▶ _Requirement_: Reproduce the lines below from the one that contains "Enumerate this screenshot's" through the end, inclusive, and add nothing.

(Data items)
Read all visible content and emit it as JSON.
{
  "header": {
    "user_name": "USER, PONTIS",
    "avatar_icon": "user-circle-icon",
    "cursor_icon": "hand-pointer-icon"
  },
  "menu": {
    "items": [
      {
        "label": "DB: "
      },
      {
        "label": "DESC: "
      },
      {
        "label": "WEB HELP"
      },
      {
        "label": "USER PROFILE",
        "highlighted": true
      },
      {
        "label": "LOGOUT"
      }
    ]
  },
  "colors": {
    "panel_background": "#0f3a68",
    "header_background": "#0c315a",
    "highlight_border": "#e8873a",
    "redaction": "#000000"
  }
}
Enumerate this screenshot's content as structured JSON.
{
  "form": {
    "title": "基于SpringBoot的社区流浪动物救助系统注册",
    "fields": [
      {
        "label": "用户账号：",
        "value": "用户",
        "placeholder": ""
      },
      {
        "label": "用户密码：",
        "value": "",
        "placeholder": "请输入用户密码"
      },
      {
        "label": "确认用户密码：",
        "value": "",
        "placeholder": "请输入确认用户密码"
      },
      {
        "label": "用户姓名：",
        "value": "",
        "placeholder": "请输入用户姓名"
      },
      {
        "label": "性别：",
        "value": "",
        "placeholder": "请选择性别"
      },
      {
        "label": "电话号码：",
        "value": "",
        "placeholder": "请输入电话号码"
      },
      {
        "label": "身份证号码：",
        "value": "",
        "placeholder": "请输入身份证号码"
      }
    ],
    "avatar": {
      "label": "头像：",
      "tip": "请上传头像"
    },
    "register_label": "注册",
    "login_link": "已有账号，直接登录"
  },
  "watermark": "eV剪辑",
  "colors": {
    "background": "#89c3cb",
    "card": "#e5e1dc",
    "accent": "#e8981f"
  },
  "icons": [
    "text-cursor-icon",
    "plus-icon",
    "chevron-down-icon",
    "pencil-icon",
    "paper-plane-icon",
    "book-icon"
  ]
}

▶ _Answer to the problem_:
Enumerate this screenshot's content as structured JSON.
{
  "form": {
    "title": "基于SpringBoot的社区流浪动物救助系统注册",
    "fields": [
      {
        "label": "用户账号：",
        "value": "用户",
        "placeholder": ""
      },
      {
        "label": "用户密码：",
        "value": "",
        "placeholder": "请输入用户密码"
      },
      {
        "label": "确认用户密码：",
        "value": "",
        "placeholder": "请输入确认用户密码"
      },
      {
        "label": "用户姓名：",
        "value": "",
        "placeholder": "请输入用户姓名"
      },
      {
        "label": "性别：",
        "value": "",
        "placeholder": "请选择性别"
      },
      {
        "label": "电话号码：",
        "value": "",
        "placeholder": "请输入电话号码"
      },
      {
        "label": "身份证号码：",
        "value": "",
        "placeholder": "请输入身份证号码"
      }
    ],
    "avatar": {
      "label": "头像：",
      "tip": "请上传头像"
    },
    "register_label": "注册",
    "login_link": "已有账号，直接登录"
  },
  "watermark": "eV剪辑",
  "colors": {
    "background": "#89c3cb",
    "card": "#e5e1dc",
    "accent": "#e8981f"
  },
  "icons": [
    "text-cursor-icon",
    "plus-icon",
    "chevron-down-icon",
    "pencil-icon",
    "paper-plane-icon",
    "book-icon"
  ]
}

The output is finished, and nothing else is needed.